──────── Listing ────────

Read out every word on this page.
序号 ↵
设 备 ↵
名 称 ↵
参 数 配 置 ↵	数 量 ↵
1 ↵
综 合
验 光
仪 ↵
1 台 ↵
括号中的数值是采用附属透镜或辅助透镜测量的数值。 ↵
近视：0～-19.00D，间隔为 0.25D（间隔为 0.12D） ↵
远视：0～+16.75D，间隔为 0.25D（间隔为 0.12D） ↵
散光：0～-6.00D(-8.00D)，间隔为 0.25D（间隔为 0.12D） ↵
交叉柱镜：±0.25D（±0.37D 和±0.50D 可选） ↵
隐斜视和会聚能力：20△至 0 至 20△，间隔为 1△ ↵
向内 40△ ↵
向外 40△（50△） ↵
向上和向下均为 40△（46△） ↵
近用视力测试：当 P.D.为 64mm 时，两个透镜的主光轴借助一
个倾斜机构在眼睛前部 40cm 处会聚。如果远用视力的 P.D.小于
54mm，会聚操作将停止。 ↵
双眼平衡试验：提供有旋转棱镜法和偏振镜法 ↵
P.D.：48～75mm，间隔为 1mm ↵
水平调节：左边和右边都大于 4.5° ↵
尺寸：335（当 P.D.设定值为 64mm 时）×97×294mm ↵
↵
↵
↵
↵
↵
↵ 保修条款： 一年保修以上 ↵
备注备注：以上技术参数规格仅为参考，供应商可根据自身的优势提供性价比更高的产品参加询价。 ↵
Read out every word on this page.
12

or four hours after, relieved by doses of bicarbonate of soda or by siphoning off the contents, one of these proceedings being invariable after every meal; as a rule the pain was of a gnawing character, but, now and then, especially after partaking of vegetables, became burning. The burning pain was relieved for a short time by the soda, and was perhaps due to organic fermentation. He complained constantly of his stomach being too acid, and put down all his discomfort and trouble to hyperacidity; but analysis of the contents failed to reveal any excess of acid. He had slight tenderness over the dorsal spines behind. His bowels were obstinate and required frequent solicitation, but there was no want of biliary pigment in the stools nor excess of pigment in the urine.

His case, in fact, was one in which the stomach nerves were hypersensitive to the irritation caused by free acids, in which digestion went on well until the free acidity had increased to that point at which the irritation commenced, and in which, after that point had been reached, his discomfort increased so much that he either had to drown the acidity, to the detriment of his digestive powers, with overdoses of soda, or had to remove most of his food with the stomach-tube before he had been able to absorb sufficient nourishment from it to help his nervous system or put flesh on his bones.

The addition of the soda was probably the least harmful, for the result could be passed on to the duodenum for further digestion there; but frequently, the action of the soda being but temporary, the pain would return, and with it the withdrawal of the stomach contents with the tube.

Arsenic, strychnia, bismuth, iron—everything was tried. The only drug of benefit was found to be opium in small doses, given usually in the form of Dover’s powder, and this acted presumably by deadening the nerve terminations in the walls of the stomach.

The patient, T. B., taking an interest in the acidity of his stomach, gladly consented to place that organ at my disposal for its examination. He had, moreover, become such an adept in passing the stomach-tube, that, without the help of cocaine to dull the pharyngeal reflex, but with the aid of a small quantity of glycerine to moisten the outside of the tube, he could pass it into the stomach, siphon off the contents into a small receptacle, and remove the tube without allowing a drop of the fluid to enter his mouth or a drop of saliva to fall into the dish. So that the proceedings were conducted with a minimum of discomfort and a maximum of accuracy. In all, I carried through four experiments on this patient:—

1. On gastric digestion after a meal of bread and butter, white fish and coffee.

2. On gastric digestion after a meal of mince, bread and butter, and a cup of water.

────────

** Objective **
Your task is to repeat every line exactly.

** Finished answer **
Read out every word on this page.
序号 ↵
设 备 ↵
名 称 ↵
参 数 配 置 ↵	数 量 ↵
1 ↵
综 合
验 光
仪 ↵
1 台 ↵
括号中的数值是采用附属透镜或辅助透镜测量的数值。 ↵
近视：0～-19.00D，间隔为 0.25D（间隔为 0.12D） ↵
远视：0～+16.75D，间隔为 0.25D（间隔为 0.12D） ↵
散光：0～-6.00D(-8.00D)，间隔为 0.25D（间隔为 0.12D） ↵
交叉柱镜：±0.25D（±0.37D 和±0.50D 可选） ↵
隐斜视和会聚能力：20△至 0 至 20△，间隔为 1△ ↵
向内 40△ ↵
向外 40△（50△） ↵
向上和向下均为 40△（46△） ↵
近用视力测试：当 P.D.为 64mm 时，两个透镜的主光轴借助一
个倾斜机构在眼睛前部 40cm 处会聚。如果远用视力的 P.D.小于
54mm，会聚操作将停止。 ↵
双眼平衡试验：提供有旋转棱镜法和偏振镜法 ↵
P.D.：48～75mm，间隔为 1mm ↵
水平调节：左边和右边都大于 4.5° ↵
尺寸：335（当 P.D.设定值为 64mm 时）×97×294mm ↵
↵
↵
↵
↵
↵
↵ 保修条款： 一年保修以上 ↵
备注备注：以上技术参数规格仅为参考，供应商可根据自身的优势提供性价比更高的产品参加询价。 ↵
Read out every word on this page.
12

or four hours after, relieved by doses of bicarbonate of soda or by siphoning off the contents, one of these proceedings being invariable after every meal; as a rule the pain was of a gnawing character, but, now and then, especially after partaking of vegetables, became burning. The burning pain was relieved for a short time by the soda, and was perhaps due to organic fermentation. He complained constantly of his stomach being too acid, and put down all his discomfort and trouble to hyperacidity; but analysis of the contents failed to reveal any excess of acid. He had slight tenderness over the dorsal spines behind. His bowels were obstinate and required frequent solicitation, but there was no want of biliary pigment in the stools nor excess of pigment in the urine.

His case, in fact, was one in which the stomach nerves were hypersensitive to the irritation caused by free acids, in which digestion went on well until the free acidity had increased to that point at which the irritation commenced, and in which, after that point had been reached, his discomfort increased so much that he either had to drown the acidity, to the detriment of his digestive powers, with overdoses of soda, or had to remove most of his food with the stomach-tube before he had been able to absorb sufficient nourishment from it to help his nervous system or put flesh on his bones.

The addition of the soda was probably the least harmful, for the result could be passed on to the duodenum for further digestion there; but frequently, the action of the soda being but temporary, the pain would return, and with it the withdrawal of the stomach contents with the tube.

Arsenic, strychnia, bismuth, iron—everything was tried. The only drug of benefit was found to be opium in small doses, given usually in the form of Dover’s powder, and this acted presumably by deadening the nerve terminations in the walls of the stomach.

The patient, T. B., taking an interest in the acidity of his stomach, gladly consented to place that organ at my disposal for its examination. He had, moreover, become such an adept in passing the stomach-tube, that, without the help of cocaine to dull the pharyngeal reflex, but with the aid of a small quantity of glycerine to moisten the outside of the tube, he could pass it into the stomach, siphon off the contents into a small receptacle, and remove the tube without allowing a drop of the fluid to enter his mouth or a drop of saliva to fall into the dish. So that the proceedings were conducted with a minimum of discomfort and a maximum of accuracy. In all, I carried through four experiments on this patient:—

1. On gastric digestion after a meal of bread and butter, white fish and coffee.

2. On gastric digestion after a meal of mince, bread and butter, and a cup of water.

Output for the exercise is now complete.